* [INSTRUÇÕES DAS TAREFAS]
1. Indique se cada afirmação concorda com o texto sobre a gestação de substituição, respondendo sim ou não e citando sem alterações as palavras do texto que o decidem: (a) segundo a declaração, a decisão de abortar cabe à gestante; (b) o casal beneficiário pode desistir até ao final das primeiras 10 semanas de gravidez; (c) a criança será sempre da gestante.
2. Dê seguimento ao texto sobre a gestação de substituição a partir da última frase apresentada.

* [TEXTO DO EXERCÍCIO]
──────────

O Conselho Nacional de Procriação Medicamente Assistida (CNPMA) clarifiou, através de Declaração Interpretativa, o alargamento do acesso à PMA e a gestação de substituição. Estava em causa esclarecer questões que já tinham levantado dúvidas, motivo pelo qual a gestação de substituição recebeu um chumbo do PR, como a quem caberia de decisão de abortar ou um eventual período de arrependimento.

Na declaração, esta entidade reguladora afirma que a criança será sempre do casal de beneficiários - os pais - e que é à grávida (gestante) que cabe a decisão de abortar, de acordo com a lei até às dez semanas a pedido da mulher. Até ao início dos tratamentos de PMA, o casal pode também desistir. "A conclusão que se impõe é a seguinte: no que respeita à gestante, a sua declaração negocial manifestada no contrato de gestação de substituição, é livremente revogável até ao final das primeiras 10 semanas de gravidez, sendo que para os membros do casal beneficiário o mesmo acontece apenas até ao início dos procedimentos terapêuticos de PMA", lê-se no documento.

──────────

* [ENTRADAS FORNECIDAS]
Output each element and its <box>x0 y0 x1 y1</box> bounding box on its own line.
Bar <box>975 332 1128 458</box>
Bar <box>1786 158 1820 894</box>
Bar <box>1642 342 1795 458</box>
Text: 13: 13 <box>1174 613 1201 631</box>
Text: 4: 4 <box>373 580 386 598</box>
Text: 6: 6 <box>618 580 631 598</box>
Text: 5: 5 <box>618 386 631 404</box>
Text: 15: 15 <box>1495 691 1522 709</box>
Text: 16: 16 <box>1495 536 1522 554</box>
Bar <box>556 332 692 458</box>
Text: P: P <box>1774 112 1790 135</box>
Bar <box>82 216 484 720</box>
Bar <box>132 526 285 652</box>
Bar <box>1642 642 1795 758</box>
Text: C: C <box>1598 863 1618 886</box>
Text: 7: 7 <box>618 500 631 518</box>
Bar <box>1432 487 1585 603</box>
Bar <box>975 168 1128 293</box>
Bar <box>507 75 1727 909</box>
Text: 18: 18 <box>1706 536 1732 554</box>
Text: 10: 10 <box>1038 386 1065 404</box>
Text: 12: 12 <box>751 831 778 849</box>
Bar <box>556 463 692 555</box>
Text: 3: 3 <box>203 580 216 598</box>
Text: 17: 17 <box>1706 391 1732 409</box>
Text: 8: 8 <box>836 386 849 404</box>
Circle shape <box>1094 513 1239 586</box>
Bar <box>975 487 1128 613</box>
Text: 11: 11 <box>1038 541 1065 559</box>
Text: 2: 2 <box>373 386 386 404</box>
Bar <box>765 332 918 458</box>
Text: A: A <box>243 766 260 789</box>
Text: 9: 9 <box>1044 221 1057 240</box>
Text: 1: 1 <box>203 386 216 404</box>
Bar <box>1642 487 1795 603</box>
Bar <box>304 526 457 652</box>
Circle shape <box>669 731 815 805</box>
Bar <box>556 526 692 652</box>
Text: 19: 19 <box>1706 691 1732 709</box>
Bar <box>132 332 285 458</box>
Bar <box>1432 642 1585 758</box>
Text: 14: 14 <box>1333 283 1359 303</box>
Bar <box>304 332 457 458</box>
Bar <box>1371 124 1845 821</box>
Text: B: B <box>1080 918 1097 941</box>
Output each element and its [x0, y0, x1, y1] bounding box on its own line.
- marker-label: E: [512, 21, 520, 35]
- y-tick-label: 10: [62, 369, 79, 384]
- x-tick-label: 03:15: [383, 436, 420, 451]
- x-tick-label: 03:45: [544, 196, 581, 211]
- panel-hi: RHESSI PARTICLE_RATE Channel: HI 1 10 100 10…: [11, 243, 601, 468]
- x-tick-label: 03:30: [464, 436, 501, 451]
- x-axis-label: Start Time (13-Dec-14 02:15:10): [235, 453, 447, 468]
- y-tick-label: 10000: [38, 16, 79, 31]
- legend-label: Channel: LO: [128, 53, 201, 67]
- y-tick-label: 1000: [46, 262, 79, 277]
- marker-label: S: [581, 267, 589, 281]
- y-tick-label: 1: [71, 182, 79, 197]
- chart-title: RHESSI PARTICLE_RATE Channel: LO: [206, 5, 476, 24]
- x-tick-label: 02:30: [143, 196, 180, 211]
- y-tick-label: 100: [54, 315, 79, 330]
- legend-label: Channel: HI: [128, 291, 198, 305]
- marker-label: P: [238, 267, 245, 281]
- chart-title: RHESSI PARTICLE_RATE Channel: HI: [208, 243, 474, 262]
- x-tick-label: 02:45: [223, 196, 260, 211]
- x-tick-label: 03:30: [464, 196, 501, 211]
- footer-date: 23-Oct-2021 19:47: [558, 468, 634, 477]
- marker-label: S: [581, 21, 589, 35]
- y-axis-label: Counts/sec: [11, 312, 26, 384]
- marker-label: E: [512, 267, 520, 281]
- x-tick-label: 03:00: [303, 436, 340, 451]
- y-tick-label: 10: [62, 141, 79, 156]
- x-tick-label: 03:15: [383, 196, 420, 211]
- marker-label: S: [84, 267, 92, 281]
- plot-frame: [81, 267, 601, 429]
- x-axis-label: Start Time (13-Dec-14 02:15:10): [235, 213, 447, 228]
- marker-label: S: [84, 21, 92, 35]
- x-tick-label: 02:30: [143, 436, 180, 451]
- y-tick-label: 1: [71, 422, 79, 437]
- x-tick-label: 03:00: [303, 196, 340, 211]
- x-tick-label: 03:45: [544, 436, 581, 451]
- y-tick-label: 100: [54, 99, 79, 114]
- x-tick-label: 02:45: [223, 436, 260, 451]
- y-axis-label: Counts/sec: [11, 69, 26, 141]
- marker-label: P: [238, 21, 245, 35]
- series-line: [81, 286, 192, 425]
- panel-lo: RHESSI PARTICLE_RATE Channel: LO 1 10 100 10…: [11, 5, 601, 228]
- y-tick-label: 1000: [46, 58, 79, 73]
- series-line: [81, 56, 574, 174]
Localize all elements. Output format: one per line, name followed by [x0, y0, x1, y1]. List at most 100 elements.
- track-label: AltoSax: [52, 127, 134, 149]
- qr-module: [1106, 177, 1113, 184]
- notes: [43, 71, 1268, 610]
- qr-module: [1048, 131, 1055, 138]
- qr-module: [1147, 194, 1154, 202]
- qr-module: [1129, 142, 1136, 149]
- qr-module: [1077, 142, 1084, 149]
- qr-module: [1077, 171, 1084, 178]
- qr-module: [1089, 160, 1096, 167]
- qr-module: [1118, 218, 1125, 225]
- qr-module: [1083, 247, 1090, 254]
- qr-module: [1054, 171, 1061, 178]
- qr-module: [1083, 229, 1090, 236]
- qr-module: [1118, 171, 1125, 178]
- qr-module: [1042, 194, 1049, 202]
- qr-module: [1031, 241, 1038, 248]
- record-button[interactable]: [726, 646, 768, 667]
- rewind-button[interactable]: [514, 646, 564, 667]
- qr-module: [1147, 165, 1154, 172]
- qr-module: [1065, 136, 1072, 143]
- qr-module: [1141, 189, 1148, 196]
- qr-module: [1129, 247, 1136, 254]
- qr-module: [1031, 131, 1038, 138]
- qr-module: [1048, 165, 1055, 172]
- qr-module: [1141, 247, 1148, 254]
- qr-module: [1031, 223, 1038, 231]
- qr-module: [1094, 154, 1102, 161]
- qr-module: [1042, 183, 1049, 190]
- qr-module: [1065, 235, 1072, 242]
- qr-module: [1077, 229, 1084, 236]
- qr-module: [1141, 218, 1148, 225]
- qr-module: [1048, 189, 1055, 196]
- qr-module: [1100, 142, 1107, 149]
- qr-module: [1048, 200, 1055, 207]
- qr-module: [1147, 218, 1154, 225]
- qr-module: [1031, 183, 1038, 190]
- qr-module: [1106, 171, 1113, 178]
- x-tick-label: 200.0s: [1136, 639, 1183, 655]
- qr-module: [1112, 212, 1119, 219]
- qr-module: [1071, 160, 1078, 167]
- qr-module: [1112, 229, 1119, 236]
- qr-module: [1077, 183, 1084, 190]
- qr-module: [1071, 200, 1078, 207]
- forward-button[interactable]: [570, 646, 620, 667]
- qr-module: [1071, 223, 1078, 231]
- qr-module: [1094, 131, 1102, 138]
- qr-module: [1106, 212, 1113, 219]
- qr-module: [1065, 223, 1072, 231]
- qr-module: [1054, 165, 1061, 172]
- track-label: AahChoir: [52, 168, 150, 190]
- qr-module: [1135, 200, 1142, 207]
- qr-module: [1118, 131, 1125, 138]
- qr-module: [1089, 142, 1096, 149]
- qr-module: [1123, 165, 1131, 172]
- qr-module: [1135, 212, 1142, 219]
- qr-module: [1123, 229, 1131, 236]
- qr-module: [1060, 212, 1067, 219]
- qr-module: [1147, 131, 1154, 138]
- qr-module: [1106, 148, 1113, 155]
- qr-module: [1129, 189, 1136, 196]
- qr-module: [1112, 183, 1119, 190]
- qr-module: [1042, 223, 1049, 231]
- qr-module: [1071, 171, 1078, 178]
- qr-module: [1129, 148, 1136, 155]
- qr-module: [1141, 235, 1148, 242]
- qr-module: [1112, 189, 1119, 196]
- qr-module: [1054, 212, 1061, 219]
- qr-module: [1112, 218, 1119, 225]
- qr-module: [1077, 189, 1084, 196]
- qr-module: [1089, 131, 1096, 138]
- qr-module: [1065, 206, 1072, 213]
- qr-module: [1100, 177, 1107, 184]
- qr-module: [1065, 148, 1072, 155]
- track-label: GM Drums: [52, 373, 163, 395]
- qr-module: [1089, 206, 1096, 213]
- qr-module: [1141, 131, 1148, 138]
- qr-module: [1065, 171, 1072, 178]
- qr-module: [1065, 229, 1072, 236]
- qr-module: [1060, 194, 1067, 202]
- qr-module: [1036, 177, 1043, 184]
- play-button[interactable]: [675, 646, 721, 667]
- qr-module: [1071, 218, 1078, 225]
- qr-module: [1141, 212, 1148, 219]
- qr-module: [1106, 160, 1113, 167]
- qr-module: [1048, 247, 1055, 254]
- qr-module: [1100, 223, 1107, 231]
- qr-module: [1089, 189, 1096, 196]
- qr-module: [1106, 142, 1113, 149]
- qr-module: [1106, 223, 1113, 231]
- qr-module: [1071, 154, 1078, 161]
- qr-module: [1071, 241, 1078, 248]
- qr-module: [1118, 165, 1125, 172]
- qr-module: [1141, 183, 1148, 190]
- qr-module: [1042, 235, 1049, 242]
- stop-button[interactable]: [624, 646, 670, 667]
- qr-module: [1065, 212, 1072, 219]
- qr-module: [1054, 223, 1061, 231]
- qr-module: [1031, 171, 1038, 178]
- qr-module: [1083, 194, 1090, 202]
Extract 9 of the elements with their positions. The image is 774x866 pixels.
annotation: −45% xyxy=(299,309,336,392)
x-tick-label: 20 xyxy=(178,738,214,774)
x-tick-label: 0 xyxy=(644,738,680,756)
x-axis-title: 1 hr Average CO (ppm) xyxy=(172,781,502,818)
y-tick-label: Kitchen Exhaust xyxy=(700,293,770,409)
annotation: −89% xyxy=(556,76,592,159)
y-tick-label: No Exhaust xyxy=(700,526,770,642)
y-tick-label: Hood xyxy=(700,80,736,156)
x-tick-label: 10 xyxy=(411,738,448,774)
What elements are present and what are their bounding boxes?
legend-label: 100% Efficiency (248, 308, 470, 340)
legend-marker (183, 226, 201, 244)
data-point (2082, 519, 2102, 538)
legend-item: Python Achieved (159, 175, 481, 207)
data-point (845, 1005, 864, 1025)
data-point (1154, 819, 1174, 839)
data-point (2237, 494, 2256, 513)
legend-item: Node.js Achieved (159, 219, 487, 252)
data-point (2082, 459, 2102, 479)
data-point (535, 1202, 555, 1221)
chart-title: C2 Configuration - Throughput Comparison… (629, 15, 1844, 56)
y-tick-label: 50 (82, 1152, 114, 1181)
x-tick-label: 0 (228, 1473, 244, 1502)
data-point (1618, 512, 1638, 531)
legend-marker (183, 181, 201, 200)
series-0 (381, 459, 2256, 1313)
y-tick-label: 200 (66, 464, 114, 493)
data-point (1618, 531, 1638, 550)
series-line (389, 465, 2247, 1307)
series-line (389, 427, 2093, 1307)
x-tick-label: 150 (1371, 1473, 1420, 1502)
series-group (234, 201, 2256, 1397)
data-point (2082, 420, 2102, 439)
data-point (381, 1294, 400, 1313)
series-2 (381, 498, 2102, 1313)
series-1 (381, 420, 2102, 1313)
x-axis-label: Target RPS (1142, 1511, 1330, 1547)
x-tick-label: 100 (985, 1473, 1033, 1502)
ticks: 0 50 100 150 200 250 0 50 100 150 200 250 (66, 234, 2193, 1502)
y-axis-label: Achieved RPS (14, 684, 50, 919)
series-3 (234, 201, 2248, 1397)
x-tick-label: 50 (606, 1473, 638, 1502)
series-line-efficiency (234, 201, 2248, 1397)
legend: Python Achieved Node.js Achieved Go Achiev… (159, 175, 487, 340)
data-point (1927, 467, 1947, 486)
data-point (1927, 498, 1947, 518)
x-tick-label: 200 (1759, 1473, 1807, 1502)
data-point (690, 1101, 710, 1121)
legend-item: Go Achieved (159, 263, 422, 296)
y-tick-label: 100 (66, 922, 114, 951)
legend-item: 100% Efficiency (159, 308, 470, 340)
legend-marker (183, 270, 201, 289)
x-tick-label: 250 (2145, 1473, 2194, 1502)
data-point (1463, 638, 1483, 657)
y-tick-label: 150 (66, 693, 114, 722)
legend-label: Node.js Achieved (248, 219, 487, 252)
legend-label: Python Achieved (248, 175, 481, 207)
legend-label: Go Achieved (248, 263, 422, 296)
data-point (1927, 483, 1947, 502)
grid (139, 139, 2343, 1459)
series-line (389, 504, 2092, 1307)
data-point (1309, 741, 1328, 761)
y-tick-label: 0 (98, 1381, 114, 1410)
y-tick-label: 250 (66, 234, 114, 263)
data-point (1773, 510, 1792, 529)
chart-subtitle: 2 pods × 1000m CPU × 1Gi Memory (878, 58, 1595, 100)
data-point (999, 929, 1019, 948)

──────────

* [RESPOSTAS ESPERADAS]
1.
(a) Sim: "é à grávida (gestante) que cabe a decisão de abortar".
(b) Não: "para os membros do casal beneficiário o mesmo acontece apenas até ao início dos procedimentos terapêuticos de PMA".
(c) Não: "a criança será sempre do casal de beneficiários - os pais".

2.
O primeiro diploma sobre a gestação de substituição - aprovado pelo BE, PS e com 24 votos do PSD - foi considerado por Marcelo Rebelo de Sousa tecnicamente mal feito, o que o levou a chumbá-lo e enviá-lo de volta à Assembleia. Uma segunda versão da lei - agora aprovada também pelo BE, PS e por 21 deputados do PSD - introduziu pequenas mudanças que obrigavam os contratos entre as partes a esclarecer que se sobrepunha a lei da IVG, que a criança seria sempre do casal e que não poderiam ser impostos comportamentos à gestante. A declaração do CNPMA vem clarificar estes princípios.

O mesmo documento deixa também evidente que todas as mulheres, independentemente do seu estado civil ou orientação sexual podem recorrer a PMA.

A entidade reguladora enviou o documento para instituições correspondentes (Presidente da AR, Comissões de Saúde e da Educação e Ciência da AR, e Ministérios da Saúde e da Ciência e Ensino Superior) e para os centros de PMA, para que não existam dúvidas.